OK, I'm going to describe THE KISSING SCENE here, but nothing will do it justice like watching it. As Sarah Jo narrates her hysterectomy to Josh in graphic detail, Josh slowly approaches her, kind of dropping his height a bit, ducking his head so he is level with her, to the point where when he is finally face to face with her and says he does think she's beautiful, he almost looks her age. She smiles. Josh closes his eyes and whispers, "Can I kiss you?" (I know.) Sarah Jo gives him an enthusiastic nod. He kind of bows his head, resigned like it's out of his hands, and says, "K, I'm gonna." (I know.) Josh strokes Sarah Jo's cheek and chin—oddly paternal—then, "Oh, fuck," he says, and he goes in and—OK, here you have to imagine just the sound of breathing and those smooch sounds that are kind of viscerally gross but also viscerally not—so he kisses her once, normally, she is against the wall, basically being overtaken by all this, then, he delicately licks her top lip, getting some of her teeth, then, softly, kisses her bottom lip, then, again, he licks the bottom lip, then the top lip, then, as he pulls away, she kisses his nose, trying to keep up but obviously dazed . . . BIG EXHALATION. Then, you know, they basically have sex, but whatever, because they already did everything. WITH THEIR FACES.
Now I KNOW there was an intimacy coordinator (Chantal Cousineau) on this film. I KNOW Bernthal is a happily married man with three kids. I KNOW this is just two actors doing their jobs. But this may be the greatest kiss that has ever happened on the face of the earth. It is more intimate than most sex scenes. It is perfect. And it is unsurprising that this is the scene Dunham is most proud of in Sharp Stick, specifically, "the many stages of sort of like bargaining and dialogue that they go through as they have that experience, and how much Josh reveals of himself, but pulls back," she told Nylon. "I think that was so virtuoso on the part of those actors." Dunham wanted the film to be about sex but didn't want to revert back to the conversations around nudity that dominated the Girls discourse (noting she wished she had someone like Cousineau back then). She wanted the sex scenes here to be about emotion, she told Yahoo, "but that doesn't mean they're not intense . . . and it doesn't mean they're not graphic." Part of that was the way Dunham shot it, choosing not to leer at the actors' bodies—only Bernthal is ever nude and only then from behind—adding that having a female cinematographer, in this case Ashley Connor, was instrumental. "Aesthetically, I really wanted to have these very composed frames," she said, "almost as if you were just shooting a landscape or a conversation."

━━━━━━━━━━━━━━━━━━━━

■ Short task: Pick up the article on the kissing scene in Sharp Stick after its final sentence and write the passage that comes next.

■ Data provided:
━━━━━━━━━━━━━━━━━━━━

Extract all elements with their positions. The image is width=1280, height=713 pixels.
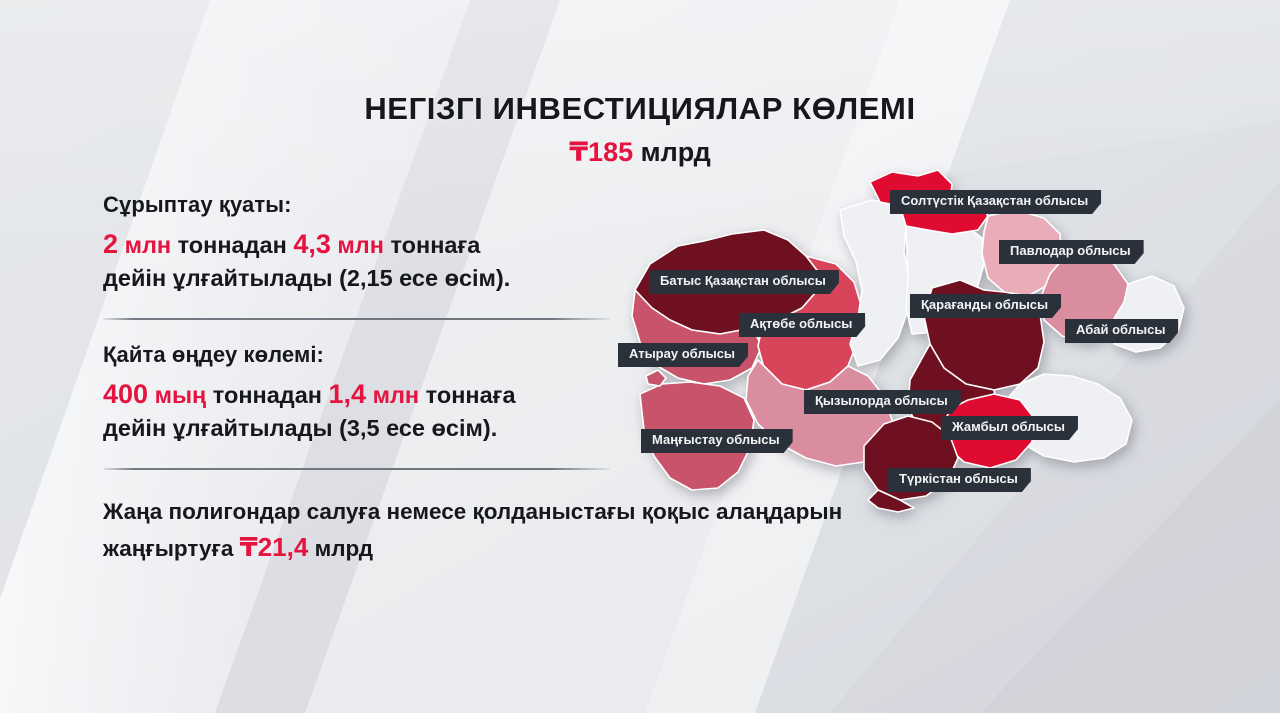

━━━━━━━━━━━━━━━━━━━━

■ The response:
Let's be real though, this scene is a turn-on in large part because it should be a turn-off. Sarah Jo may be 26, which keeps it from becoming legally gross, but as Dunham said of Josh, "he's not recognizing some of the essential power dynamics of the relationship that they're involved in, and so it's easy for him to explain it to himself a certain way, which I think is so often the case in these dynamics." That he's way too old for Sarah Jo, that he has a pregnant wife, that Sarah Jo is a guardian for his special needs son, that she herself is in many ways an innocent, that she is a virgin, that she is coming to him with trauma, all these things, one after another, are barriers that, unfortunately, make the conquest that much more titillating. The whole forbidden fruit thing is as old as time, but at a moment when the social mores around consent are being recalibrated, situations like this are increasingly thorny. A punitive but hypocritical culture that openly believes in people's right to privacy while quietly getting off on watching leaked celebrity sex tapes keeps us from asking out loud: How do you walk the line when crossing it feels so good?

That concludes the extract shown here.